▶ [SET TASK] Go through the material and pull out every line with the string "name" in it.

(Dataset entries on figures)
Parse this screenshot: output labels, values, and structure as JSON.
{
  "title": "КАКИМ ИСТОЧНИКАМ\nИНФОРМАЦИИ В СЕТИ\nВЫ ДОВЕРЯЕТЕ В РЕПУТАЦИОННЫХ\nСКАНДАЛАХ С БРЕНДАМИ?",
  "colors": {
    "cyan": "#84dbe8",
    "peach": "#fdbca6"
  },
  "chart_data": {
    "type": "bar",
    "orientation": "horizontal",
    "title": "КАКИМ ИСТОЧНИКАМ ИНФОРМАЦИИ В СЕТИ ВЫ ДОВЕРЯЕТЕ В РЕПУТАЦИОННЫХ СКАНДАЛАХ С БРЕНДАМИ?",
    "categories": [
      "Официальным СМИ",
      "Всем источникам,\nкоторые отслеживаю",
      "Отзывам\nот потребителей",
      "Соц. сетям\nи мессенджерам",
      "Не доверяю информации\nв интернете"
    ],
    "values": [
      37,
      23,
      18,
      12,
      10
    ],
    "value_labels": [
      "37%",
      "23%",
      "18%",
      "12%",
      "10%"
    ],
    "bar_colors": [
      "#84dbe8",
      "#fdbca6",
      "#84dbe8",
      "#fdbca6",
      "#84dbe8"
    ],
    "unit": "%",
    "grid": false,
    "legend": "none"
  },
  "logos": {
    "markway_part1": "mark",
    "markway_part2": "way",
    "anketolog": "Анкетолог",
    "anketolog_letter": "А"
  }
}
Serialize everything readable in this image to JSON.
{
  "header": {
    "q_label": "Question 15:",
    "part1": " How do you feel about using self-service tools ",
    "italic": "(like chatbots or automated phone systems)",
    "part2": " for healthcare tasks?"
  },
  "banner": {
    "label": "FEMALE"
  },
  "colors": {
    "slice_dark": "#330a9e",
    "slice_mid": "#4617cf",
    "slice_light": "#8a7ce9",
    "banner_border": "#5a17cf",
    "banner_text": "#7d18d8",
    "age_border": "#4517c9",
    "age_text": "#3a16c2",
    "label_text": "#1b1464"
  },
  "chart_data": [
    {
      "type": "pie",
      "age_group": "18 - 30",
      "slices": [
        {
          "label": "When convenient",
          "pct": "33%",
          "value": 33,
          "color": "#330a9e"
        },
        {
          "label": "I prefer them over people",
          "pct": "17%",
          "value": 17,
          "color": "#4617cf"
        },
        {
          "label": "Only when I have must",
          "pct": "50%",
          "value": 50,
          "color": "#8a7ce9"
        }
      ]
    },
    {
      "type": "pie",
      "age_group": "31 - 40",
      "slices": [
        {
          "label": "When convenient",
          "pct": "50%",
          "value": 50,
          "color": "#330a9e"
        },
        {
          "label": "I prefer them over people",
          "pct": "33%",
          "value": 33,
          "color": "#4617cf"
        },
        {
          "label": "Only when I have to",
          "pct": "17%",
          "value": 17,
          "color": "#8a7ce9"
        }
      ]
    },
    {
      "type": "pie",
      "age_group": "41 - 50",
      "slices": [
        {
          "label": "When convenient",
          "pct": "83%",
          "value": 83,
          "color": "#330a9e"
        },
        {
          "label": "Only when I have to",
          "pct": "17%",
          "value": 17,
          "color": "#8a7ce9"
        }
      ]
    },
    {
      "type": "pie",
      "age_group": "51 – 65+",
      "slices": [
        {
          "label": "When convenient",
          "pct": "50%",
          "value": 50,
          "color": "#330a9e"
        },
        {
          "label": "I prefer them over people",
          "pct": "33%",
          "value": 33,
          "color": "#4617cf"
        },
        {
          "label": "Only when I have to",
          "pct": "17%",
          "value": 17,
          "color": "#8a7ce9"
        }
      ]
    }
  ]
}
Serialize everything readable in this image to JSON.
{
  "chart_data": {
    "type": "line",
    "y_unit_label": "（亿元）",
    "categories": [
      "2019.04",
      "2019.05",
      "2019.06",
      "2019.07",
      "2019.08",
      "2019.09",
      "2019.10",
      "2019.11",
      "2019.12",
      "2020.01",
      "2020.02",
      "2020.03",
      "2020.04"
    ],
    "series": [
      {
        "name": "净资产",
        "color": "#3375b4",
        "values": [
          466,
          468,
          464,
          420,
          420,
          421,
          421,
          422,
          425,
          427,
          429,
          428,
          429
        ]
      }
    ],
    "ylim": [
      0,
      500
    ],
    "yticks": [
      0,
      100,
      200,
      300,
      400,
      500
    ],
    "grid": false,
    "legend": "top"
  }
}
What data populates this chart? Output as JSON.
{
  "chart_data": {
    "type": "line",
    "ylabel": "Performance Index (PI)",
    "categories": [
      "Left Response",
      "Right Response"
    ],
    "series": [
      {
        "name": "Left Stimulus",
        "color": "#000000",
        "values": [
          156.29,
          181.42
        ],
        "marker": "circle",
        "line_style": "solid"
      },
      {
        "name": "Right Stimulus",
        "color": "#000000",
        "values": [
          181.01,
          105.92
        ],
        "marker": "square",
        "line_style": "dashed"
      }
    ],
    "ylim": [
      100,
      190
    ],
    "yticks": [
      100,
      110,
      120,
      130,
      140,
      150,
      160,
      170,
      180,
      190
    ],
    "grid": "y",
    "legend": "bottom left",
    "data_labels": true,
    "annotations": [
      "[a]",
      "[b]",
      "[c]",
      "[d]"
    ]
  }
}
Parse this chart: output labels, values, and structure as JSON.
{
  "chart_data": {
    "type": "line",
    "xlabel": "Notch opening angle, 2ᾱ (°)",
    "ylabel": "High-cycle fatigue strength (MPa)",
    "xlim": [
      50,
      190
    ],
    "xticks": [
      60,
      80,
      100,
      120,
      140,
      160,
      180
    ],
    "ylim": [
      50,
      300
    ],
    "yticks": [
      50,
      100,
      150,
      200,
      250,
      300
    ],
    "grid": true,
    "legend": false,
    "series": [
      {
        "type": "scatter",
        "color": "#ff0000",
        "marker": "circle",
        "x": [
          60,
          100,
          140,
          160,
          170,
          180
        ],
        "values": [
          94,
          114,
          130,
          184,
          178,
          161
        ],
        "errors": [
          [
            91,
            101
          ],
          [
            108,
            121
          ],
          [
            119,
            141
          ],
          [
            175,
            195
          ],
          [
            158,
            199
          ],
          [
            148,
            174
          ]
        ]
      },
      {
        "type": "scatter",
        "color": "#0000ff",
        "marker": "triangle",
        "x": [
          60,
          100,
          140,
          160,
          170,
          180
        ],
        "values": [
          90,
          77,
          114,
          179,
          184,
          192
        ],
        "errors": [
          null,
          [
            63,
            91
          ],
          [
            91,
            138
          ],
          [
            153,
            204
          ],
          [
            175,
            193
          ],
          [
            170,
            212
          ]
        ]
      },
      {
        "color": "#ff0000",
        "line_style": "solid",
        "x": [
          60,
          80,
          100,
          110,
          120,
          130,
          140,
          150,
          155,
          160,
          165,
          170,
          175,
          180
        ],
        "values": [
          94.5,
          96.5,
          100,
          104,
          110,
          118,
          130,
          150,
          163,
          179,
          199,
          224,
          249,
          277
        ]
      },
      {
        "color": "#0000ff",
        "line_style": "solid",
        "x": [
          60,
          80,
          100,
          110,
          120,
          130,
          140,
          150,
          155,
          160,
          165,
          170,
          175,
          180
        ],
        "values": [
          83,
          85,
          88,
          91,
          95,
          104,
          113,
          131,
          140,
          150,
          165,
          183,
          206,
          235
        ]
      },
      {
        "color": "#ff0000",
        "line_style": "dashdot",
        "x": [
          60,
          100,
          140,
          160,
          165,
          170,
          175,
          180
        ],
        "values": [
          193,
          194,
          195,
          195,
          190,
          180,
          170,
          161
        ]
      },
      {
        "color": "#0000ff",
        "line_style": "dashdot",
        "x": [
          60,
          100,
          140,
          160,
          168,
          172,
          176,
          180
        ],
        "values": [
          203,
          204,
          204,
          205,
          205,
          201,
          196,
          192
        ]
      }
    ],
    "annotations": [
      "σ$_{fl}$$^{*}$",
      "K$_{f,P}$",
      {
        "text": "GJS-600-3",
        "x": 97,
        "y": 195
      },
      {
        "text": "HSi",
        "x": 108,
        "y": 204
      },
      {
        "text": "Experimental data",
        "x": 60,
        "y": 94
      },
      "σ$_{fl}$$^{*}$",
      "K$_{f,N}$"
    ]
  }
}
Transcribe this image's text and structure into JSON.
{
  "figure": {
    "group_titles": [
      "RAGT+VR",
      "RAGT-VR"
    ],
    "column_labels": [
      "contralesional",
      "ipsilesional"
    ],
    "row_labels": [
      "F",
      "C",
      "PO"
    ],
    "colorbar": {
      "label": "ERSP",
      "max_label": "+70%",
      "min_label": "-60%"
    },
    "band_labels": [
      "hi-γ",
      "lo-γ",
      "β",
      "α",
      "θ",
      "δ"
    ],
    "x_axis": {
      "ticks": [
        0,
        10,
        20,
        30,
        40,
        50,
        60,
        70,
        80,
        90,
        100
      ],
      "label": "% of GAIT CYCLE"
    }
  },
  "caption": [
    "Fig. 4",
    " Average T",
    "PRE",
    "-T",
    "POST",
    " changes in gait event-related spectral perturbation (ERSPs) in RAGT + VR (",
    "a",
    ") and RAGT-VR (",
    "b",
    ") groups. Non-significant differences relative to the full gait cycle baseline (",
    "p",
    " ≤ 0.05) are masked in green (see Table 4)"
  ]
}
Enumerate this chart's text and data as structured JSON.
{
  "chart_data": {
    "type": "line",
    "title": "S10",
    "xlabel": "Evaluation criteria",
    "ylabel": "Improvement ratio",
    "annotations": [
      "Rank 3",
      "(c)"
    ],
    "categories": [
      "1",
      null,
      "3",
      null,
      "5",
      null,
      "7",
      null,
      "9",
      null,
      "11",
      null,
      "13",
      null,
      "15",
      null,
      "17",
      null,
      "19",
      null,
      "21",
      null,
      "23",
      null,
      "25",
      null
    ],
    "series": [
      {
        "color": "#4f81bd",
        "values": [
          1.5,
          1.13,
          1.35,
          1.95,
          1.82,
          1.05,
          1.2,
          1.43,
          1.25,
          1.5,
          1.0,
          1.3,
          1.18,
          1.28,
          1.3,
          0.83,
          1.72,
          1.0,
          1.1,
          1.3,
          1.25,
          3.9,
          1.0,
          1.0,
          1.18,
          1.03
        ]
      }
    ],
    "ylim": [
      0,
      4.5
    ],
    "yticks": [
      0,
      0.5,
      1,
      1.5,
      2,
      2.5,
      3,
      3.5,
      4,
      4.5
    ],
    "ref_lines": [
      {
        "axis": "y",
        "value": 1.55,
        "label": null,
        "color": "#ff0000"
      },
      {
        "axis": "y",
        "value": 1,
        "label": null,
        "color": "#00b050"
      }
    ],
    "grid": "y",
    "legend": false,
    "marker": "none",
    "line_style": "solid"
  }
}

▶ [REPLY]
        "name": "净资产",
        "name": "Left Stimulus",
        "name": "Right Stimulus",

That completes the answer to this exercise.